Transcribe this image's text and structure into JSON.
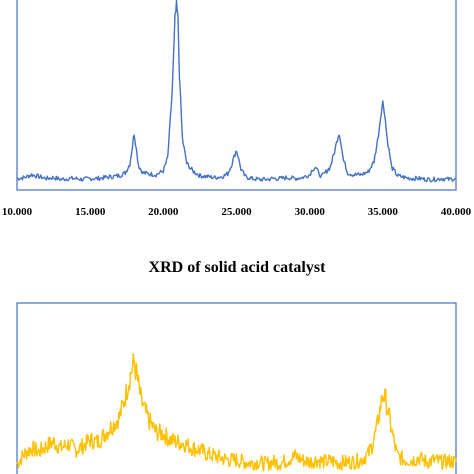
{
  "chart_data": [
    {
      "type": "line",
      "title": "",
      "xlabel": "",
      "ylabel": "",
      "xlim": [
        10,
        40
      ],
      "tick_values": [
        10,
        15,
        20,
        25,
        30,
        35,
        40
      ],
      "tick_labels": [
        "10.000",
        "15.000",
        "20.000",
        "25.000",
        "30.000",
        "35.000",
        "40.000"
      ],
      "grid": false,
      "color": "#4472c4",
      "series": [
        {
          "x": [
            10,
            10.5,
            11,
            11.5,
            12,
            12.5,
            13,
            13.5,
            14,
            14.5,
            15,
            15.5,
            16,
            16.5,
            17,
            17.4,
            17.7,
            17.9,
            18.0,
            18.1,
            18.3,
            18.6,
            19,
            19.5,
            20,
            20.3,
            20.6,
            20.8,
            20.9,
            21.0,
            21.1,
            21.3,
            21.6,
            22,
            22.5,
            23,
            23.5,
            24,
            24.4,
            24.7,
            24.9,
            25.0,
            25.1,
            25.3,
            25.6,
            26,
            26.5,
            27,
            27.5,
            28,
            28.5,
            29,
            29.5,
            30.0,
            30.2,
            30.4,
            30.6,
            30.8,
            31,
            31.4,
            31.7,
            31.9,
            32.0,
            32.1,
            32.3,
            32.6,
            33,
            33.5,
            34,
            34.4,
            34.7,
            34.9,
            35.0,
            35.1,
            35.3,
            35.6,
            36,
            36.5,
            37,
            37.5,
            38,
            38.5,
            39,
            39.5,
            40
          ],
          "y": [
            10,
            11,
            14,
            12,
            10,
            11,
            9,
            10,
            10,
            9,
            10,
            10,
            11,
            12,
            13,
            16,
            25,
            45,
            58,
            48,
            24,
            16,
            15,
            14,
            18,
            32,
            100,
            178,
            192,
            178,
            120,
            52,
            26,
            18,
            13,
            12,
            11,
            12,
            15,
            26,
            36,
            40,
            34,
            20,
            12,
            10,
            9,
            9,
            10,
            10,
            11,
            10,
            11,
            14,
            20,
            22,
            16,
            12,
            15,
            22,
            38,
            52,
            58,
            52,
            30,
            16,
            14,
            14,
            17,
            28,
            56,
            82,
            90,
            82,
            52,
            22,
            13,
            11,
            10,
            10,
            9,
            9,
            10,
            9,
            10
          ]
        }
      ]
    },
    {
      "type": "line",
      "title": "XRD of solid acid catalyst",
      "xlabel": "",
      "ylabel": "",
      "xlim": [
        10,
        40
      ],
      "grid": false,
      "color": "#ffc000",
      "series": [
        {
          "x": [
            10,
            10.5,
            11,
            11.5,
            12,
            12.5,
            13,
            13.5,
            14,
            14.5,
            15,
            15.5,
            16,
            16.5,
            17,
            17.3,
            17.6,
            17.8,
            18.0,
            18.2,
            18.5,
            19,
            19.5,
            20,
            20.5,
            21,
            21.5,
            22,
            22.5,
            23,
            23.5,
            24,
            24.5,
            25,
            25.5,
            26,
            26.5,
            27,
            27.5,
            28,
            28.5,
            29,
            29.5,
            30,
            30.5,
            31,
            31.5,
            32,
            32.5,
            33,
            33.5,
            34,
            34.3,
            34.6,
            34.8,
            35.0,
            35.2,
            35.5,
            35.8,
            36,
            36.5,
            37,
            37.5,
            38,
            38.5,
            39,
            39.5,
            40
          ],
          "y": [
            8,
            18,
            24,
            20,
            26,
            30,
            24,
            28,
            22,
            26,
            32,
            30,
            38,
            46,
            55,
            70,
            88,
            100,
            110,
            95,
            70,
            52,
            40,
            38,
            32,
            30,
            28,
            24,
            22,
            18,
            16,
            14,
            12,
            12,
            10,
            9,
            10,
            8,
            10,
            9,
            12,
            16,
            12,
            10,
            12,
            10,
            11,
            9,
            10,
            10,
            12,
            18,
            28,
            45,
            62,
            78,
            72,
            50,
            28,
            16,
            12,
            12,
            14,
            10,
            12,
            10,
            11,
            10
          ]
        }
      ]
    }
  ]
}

+ + + +

- **THE REQUEST**
Write out the listing above again, exactly, but with no pictures in the copy.

- **ANSWER TO THE TASK**
Transcribe this image's text and structure into JSON.
{
  "chart_data": [
    {
      "type": "line",
      "title": "",
      "xlabel": "",
      "ylabel": "",
      "xlim": [
        10,
        40
      ],
      "tick_values": [
        10,
        15,
        20,
        25,
        30,
        35,
        40
      ],
      "tick_labels": [
        "10.000",
        "15.000",
        "20.000",
        "25.000",
        "30.000",
        "35.000",
        "40.000"
      ],
      "grid": false,
      "color": "#4472c4",
      "series": [
        {
          "x": [
            10,
            10.5,
            11,
            11.5,
            12,
            12.5,
            13,
            13.5,
            14,
            14.5,
            15,
            15.5,
            16,
            16.5,
            17,
            17.4,
            17.7,
            17.9,
            18.0,
            18.1,
            18.3,
            18.6,
            19,
            19.5,
            20,
            20.3,
            20.6,
            20.8,
            20.9,
            21.0,
            21.1,
            21.3,
            21.6,
            22,
            22.5,
            23,
            23.5,
            24,
            24.4,
            24.7,
            24.9,
            25.0,
            25.1,
            25.3,
            25.6,
            26,
            26.5,
            27,
            27.5,
            28,
            28.5,
            29,
            29.5,
            30.0,
            30.2,
            30.4,
            30.6,
            30.8,
            31,
            31.4,
            31.7,
            31.9,
            32.0,
            32.1,
            32.3,
            32.6,
            33,
            33.5,
            34,
            34.4,
            34.7,
            34.9,
            35.0,
            35.1,
            35.3,
            35.6,
            36,
            36.5,
            37,
            37.5,
            38,
            38.5,
            39,
            39.5,
            40
          ],
          "y": [
            10,
            11,
            14,
            12,
            10,
            11,
            9,
            10,
            10,
            9,
            10,
            10,
            11,
            12,
            13,
            16,
            25,
            45,
            58,
            48,
            24,
            16,
            15,
            14,
            18,
            32,
            100,
            178,
            192,
            178,
            120,
            52,
            26,
            18,
            13,
            12,
            11,
            12,
            15,
            26,
            36,
            40,
            34,
            20,
            12,
            10,
            9,
            9,
            10,
            10,
            11,
            10,
            11,
            14,
            20,
            22,
            16,
            12,
            15,
            22,
            38,
            52,
            58,
            52,
            30,
            16,
            14,
            14,
            17,
            28,
            56,
            82,
            90,
            82,
            52,
            22,
            13,
            11,
            10,
            10,
            9,
            9,
            10,
            9,
            10
          ]
        }
      ]
    },
    {
      "type": "line",
      "title": "XRD of solid acid catalyst",
      "xlabel": "",
      "ylabel": "",
      "xlim": [
        10,
        40
      ],
      "grid": false,
      "color": "#ffc000",
      "series": [
        {
          "x": [
            10,
            10.5,
            11,
            11.5,
            12,
            12.5,
            13,
            13.5,
            14,
            14.5,
            15,
            15.5,
            16,
            16.5,
            17,
            17.3,
            17.6,
            17.8,
            18.0,
            18.2,
            18.5,
            19,
            19.5,
            20,
            20.5,
            21,
            21.5,
            22,
            22.5,
            23,
            23.5,
            24,
            24.5,
            25,
            25.5,
            26,
            26.5,
            27,
            27.5,
            28,
            28.5,
            29,
            29.5,
            30,
            30.5,
            31,
            31.5,
            32,
            32.5,
            33,
            33.5,
            34,
            34.3,
            34.6,
            34.8,
            35.0,
            35.2,
            35.5,
            35.8,
            36,
            36.5,
            37,
            37.5,
            38,
            38.5,
            39,
            39.5,
            40
          ],
          "y": [
            8,
            18,
            24,
            20,
            26,
            30,
            24,
            28,
            22,
            26,
            32,
            30,
            38,
            46,
            55,
            70,
            88,
            100,
            110,
            95,
            70,
            52,
            40,
            38,
            32,
            30,
            28,
            24,
            22,
            18,
            16,
            14,
            12,
            12,
            10,
            9,
            10,
            8,
            10,
            9,
            12,
            16,
            12,
            10,
            12,
            10,
            11,
            9,
            10,
            10,
            12,
            18,
            28,
            45,
            62,
            78,
            72,
            50,
            28,
            16,
            12,
            12,
            14,
            10,
            12,
            10,
            11,
            10
          ]
        }
      ]
    }
  ]
}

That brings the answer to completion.